- **TASK TO CARRY OUT**:
Check each line of the records for "vain"; collect those that have it.

- **DATASET ENTRIES**:
"""
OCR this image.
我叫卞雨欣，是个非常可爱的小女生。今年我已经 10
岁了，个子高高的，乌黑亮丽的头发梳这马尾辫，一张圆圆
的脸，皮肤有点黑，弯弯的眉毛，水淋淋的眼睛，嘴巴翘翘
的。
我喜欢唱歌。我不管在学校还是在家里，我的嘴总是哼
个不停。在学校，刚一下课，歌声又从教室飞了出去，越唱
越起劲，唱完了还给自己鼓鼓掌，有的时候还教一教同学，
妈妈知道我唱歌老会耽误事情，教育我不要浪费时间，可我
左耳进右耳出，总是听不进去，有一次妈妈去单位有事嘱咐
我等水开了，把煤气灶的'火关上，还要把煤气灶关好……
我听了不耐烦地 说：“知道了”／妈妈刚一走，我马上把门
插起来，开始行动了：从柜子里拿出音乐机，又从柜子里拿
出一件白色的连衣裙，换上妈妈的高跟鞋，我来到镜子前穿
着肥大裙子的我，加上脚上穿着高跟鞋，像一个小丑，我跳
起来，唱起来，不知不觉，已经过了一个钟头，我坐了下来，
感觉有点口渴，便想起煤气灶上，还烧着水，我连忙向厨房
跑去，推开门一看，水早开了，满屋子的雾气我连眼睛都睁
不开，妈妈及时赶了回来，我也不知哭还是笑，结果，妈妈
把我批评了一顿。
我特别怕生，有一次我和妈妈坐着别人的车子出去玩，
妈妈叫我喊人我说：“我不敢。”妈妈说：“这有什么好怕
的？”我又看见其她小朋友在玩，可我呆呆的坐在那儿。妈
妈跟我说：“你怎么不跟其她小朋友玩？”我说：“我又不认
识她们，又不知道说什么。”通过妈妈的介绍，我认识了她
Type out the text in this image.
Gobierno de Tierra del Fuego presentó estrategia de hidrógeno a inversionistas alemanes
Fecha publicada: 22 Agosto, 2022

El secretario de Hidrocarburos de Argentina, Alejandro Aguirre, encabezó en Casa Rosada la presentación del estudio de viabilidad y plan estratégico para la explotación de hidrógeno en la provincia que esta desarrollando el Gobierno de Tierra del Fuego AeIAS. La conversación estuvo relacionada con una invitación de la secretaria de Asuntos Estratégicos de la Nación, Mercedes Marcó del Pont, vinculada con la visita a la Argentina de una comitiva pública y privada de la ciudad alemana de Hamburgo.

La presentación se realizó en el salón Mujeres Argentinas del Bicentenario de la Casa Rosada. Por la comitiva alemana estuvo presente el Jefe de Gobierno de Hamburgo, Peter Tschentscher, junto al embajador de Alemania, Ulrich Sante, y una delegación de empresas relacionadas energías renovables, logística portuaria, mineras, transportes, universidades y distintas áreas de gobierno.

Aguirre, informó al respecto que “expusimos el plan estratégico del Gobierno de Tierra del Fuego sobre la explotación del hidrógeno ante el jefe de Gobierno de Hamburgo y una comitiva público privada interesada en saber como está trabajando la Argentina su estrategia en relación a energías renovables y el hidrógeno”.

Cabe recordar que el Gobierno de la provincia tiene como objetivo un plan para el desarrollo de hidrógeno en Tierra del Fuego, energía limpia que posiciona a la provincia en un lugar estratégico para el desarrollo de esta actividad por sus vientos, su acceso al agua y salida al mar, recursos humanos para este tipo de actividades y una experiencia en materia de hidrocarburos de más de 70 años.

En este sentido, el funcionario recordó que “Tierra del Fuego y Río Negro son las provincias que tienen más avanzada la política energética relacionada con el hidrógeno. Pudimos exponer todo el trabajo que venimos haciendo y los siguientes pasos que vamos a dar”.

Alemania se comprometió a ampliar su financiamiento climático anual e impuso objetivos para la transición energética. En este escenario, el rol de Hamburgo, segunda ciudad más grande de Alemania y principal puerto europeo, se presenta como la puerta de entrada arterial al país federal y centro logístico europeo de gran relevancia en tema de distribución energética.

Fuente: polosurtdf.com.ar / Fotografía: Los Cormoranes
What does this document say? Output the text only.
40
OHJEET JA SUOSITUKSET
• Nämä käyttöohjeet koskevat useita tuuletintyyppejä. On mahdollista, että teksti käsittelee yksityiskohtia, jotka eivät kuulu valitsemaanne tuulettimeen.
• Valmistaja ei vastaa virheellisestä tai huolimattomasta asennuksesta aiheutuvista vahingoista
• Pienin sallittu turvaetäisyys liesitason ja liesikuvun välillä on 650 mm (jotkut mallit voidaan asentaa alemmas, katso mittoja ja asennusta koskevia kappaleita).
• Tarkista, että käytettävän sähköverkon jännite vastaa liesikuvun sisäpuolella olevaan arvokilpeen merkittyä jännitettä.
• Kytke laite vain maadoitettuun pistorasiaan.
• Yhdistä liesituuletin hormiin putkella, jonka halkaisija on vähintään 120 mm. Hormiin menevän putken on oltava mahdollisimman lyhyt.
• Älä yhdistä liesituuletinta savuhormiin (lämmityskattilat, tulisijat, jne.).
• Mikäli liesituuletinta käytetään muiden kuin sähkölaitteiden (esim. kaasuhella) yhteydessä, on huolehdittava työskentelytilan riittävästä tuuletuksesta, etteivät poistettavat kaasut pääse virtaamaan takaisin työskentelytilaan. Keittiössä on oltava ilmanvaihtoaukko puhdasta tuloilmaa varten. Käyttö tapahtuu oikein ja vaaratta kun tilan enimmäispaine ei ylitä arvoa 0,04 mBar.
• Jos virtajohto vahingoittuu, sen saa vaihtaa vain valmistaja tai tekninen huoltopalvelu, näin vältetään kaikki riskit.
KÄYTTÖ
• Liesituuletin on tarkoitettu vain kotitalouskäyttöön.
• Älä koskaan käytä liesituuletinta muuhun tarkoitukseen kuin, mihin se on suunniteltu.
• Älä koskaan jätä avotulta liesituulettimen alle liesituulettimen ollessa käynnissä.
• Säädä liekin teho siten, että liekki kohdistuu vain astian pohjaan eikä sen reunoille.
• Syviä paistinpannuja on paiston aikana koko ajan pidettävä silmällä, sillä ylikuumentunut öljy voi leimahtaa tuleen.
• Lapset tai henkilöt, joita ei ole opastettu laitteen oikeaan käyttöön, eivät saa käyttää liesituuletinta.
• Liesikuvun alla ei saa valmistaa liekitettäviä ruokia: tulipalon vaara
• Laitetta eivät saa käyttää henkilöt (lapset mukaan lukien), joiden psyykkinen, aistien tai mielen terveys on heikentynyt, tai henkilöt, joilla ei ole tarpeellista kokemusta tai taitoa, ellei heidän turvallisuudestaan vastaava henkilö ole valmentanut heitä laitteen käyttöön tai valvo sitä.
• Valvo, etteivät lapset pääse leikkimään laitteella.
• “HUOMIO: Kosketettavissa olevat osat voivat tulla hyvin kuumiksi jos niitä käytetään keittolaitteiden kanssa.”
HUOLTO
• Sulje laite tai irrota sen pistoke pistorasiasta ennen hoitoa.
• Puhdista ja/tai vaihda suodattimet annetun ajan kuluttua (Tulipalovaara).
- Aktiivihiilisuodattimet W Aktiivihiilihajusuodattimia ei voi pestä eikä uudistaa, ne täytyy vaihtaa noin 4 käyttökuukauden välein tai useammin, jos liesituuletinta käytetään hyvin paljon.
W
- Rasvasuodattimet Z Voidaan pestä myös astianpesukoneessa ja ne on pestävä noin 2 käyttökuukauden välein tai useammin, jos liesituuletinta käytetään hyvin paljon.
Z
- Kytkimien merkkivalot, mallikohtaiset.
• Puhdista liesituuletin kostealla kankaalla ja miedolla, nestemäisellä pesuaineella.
"""
- **WRITTEN ANSWER**:
• Kytke laite vain maadoitettuun pistorasiaan.
• Jos virtajohto vahingoittuu, sen saa vaihtaa vain valmistaja tai tekninen huoltopalvelu, näin vältetään kaikki riskit.
• Liesituuletin on tarkoitettu vain kotitalouskäyttöön.
• Säädä liekin teho siten, että liekki kohdistuu vain astian pohjaan eikä sen reunoille.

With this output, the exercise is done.